▶ What you are asked to do: Show each line that has the string "BINANCE" in it.

Figure record extracts:
____________

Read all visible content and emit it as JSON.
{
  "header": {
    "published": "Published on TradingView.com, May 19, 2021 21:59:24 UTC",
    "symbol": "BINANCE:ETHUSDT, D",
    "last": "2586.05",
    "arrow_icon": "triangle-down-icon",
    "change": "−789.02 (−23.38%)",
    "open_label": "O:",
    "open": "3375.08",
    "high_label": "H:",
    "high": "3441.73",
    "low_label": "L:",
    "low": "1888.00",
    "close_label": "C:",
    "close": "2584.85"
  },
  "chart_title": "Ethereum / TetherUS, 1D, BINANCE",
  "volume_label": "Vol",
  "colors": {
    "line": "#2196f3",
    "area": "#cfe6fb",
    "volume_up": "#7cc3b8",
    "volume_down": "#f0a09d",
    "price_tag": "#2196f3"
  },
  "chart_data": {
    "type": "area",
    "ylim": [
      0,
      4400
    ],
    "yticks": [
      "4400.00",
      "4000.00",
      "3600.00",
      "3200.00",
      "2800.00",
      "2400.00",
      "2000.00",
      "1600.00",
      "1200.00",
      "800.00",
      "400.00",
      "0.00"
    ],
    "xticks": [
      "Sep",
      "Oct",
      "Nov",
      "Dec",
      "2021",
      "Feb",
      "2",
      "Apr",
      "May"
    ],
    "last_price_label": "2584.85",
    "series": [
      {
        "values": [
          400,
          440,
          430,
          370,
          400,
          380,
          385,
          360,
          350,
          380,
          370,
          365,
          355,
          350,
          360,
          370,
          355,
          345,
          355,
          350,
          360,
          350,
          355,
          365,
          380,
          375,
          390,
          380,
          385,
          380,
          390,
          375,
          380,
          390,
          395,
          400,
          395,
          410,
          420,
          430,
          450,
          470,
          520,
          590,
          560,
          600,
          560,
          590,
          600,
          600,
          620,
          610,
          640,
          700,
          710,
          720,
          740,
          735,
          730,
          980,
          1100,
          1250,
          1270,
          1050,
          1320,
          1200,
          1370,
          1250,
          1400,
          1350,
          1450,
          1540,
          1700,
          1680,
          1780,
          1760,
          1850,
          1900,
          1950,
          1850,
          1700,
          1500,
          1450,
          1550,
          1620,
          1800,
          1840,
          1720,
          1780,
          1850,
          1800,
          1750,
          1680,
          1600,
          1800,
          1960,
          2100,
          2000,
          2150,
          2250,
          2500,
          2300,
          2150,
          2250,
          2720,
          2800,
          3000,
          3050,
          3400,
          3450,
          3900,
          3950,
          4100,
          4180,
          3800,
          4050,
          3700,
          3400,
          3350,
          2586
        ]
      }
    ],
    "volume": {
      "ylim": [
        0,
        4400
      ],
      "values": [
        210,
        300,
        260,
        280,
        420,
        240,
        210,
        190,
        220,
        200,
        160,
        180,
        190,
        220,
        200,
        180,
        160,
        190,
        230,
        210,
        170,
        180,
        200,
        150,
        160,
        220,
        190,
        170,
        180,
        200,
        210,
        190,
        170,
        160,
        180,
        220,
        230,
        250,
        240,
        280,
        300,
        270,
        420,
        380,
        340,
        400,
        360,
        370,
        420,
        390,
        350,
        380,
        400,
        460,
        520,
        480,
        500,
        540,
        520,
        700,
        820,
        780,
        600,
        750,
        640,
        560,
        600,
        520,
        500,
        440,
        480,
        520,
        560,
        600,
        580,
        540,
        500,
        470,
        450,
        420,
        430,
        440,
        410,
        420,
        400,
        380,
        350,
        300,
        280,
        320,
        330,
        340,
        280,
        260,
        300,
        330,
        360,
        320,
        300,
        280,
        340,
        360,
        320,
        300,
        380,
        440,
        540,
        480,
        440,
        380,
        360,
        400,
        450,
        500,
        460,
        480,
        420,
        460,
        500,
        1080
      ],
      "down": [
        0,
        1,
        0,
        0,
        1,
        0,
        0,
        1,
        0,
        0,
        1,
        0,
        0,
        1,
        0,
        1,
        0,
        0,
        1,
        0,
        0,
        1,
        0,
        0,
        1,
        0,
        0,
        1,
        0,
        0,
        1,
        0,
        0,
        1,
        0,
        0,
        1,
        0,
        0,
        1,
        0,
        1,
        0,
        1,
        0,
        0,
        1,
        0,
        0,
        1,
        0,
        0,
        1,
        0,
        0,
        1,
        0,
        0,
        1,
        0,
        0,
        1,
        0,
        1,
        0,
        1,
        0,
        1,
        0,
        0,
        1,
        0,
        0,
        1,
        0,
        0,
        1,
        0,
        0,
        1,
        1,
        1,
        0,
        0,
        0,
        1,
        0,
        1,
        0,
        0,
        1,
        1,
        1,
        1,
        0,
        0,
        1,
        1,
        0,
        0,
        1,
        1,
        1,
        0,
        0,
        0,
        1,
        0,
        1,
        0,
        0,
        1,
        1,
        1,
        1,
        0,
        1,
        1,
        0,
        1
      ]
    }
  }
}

____________

▶ Answer in full:
    "symbol": "BINANCE:ETHUSDT, D",
  "chart_title": "Ethereum / TetherUS, 1D, BINANCE",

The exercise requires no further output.